Source data |

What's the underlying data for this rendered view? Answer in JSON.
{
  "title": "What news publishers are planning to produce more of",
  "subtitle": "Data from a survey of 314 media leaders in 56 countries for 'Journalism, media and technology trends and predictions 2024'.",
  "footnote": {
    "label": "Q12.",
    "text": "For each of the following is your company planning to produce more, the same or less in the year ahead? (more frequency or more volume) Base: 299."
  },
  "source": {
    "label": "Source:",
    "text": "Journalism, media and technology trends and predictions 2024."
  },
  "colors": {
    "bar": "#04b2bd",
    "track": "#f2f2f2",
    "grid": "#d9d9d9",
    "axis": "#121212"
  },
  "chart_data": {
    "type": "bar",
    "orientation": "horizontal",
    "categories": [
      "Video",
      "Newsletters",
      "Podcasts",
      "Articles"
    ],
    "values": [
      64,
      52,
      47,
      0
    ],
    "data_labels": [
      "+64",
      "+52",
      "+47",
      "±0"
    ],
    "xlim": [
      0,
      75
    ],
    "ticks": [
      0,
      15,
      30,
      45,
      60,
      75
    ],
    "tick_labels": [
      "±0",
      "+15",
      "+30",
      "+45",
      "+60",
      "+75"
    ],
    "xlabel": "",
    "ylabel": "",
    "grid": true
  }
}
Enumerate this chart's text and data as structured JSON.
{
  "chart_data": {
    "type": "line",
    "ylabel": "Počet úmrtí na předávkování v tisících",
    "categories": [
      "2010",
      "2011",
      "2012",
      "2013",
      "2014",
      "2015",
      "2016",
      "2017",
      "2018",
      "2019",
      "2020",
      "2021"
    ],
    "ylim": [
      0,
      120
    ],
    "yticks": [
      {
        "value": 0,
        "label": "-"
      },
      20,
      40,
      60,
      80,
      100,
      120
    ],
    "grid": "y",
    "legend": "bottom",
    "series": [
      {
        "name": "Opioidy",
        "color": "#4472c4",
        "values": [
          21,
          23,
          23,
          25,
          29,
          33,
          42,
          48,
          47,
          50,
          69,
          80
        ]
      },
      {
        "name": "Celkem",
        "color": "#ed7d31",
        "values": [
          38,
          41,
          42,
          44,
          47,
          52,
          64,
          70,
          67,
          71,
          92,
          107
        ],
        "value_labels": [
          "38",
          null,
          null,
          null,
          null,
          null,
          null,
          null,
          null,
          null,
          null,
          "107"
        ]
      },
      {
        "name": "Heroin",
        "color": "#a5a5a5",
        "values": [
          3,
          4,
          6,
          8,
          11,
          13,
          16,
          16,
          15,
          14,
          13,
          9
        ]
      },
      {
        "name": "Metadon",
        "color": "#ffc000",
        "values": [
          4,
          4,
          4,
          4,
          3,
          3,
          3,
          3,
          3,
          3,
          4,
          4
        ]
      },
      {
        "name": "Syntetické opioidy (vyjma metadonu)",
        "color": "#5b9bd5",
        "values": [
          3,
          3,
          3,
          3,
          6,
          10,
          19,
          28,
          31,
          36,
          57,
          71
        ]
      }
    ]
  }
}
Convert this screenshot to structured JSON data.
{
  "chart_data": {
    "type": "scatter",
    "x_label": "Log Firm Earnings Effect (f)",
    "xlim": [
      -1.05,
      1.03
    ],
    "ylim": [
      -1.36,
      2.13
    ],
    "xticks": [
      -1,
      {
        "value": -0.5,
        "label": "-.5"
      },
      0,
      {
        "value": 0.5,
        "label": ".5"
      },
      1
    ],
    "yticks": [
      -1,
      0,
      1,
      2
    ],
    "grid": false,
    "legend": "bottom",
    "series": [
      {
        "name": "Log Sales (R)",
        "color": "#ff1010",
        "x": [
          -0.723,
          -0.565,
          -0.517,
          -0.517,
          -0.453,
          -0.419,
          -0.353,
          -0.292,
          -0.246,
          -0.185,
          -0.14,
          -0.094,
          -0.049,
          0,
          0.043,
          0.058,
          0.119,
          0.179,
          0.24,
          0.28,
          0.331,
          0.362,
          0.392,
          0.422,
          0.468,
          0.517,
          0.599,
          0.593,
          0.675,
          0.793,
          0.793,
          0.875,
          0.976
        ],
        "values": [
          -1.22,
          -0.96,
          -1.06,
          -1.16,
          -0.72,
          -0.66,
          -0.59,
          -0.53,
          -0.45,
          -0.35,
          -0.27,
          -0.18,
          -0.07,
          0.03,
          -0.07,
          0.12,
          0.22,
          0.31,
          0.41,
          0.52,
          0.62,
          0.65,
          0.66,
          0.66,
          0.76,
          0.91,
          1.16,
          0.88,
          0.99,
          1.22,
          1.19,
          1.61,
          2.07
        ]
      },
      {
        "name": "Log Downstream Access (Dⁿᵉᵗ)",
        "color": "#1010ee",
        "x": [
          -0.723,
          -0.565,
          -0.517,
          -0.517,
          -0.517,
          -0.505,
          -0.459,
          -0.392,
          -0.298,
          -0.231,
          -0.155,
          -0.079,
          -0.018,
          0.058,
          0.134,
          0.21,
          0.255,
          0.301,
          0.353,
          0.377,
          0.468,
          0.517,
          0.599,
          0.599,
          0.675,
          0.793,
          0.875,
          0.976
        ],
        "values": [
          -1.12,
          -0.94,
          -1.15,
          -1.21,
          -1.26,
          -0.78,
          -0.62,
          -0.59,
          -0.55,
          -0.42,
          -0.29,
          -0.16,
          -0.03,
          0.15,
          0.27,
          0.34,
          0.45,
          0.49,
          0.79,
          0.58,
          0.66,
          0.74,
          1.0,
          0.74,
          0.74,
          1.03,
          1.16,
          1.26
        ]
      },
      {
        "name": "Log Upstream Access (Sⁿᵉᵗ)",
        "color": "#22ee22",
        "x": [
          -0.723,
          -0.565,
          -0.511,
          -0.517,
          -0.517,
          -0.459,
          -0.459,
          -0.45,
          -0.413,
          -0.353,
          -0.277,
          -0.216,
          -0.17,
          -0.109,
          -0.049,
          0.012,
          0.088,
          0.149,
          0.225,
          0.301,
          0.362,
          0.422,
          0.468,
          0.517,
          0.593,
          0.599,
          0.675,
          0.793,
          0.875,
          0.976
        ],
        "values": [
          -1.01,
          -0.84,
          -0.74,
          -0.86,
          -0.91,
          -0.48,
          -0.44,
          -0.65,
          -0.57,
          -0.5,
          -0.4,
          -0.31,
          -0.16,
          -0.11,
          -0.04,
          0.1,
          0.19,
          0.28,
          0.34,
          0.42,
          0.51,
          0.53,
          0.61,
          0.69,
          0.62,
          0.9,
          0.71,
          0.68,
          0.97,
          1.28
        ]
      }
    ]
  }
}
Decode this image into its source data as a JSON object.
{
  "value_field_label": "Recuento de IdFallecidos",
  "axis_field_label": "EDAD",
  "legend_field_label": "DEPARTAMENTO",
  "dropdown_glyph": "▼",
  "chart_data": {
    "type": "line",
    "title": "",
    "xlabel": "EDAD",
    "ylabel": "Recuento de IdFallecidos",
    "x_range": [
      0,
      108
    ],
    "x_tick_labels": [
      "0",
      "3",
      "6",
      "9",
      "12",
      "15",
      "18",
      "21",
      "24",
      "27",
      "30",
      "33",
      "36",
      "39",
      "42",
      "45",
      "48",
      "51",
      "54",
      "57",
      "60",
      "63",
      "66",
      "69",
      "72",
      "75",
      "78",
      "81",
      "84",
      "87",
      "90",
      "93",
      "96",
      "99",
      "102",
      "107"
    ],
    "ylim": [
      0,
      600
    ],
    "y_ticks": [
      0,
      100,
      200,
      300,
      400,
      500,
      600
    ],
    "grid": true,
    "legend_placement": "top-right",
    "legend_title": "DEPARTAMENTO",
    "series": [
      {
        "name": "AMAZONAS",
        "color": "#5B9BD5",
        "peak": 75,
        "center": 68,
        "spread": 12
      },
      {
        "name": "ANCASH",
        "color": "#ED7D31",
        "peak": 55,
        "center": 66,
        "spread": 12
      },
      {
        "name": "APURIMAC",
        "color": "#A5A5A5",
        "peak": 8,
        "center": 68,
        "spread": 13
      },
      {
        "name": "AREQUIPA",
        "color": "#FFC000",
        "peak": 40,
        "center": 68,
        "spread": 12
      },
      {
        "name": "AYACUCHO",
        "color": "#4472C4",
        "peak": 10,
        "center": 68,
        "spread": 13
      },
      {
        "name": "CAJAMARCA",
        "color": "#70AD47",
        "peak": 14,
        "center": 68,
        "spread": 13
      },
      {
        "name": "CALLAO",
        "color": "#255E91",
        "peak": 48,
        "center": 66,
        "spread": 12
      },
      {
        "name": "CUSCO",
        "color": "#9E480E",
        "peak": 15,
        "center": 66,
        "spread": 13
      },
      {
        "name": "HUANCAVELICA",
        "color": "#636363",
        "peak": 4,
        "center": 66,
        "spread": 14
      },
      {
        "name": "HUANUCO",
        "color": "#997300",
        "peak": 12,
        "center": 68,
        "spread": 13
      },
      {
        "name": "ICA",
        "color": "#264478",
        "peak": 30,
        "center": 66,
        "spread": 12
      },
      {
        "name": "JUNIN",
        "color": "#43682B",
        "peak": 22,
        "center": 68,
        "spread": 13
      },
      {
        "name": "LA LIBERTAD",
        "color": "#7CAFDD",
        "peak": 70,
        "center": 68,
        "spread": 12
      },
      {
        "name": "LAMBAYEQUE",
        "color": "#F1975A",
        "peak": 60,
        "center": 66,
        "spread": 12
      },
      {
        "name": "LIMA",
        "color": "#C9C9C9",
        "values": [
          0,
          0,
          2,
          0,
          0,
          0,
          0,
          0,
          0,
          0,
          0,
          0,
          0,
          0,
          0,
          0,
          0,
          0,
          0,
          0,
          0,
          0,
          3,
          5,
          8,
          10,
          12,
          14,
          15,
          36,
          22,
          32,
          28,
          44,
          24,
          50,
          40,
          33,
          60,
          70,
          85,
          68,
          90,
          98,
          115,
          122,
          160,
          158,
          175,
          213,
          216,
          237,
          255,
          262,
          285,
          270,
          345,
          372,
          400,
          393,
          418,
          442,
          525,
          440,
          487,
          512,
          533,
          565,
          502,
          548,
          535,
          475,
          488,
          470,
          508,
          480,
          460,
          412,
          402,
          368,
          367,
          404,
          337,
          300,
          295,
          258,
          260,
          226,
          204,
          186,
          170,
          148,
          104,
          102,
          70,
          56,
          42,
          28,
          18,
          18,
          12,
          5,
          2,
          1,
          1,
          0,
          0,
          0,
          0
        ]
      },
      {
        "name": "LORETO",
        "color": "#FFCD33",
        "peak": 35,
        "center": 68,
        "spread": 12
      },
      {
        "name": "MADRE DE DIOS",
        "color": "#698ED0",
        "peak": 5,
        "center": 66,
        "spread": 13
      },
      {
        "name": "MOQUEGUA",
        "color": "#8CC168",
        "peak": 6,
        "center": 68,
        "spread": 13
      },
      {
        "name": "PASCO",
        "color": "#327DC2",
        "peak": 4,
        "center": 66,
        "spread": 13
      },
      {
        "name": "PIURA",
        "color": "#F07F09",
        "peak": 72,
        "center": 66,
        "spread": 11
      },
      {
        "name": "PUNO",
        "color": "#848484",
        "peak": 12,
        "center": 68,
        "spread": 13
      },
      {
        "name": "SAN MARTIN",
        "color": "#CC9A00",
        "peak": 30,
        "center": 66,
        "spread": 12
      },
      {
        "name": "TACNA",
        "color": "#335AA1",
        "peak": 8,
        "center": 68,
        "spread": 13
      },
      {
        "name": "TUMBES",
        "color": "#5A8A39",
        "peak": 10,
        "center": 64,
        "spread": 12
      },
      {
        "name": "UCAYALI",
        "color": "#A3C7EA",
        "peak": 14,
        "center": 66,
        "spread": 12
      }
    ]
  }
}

Task statement | Say how many lines of the listing above contain "structured", with no other words.

Worked answer | 2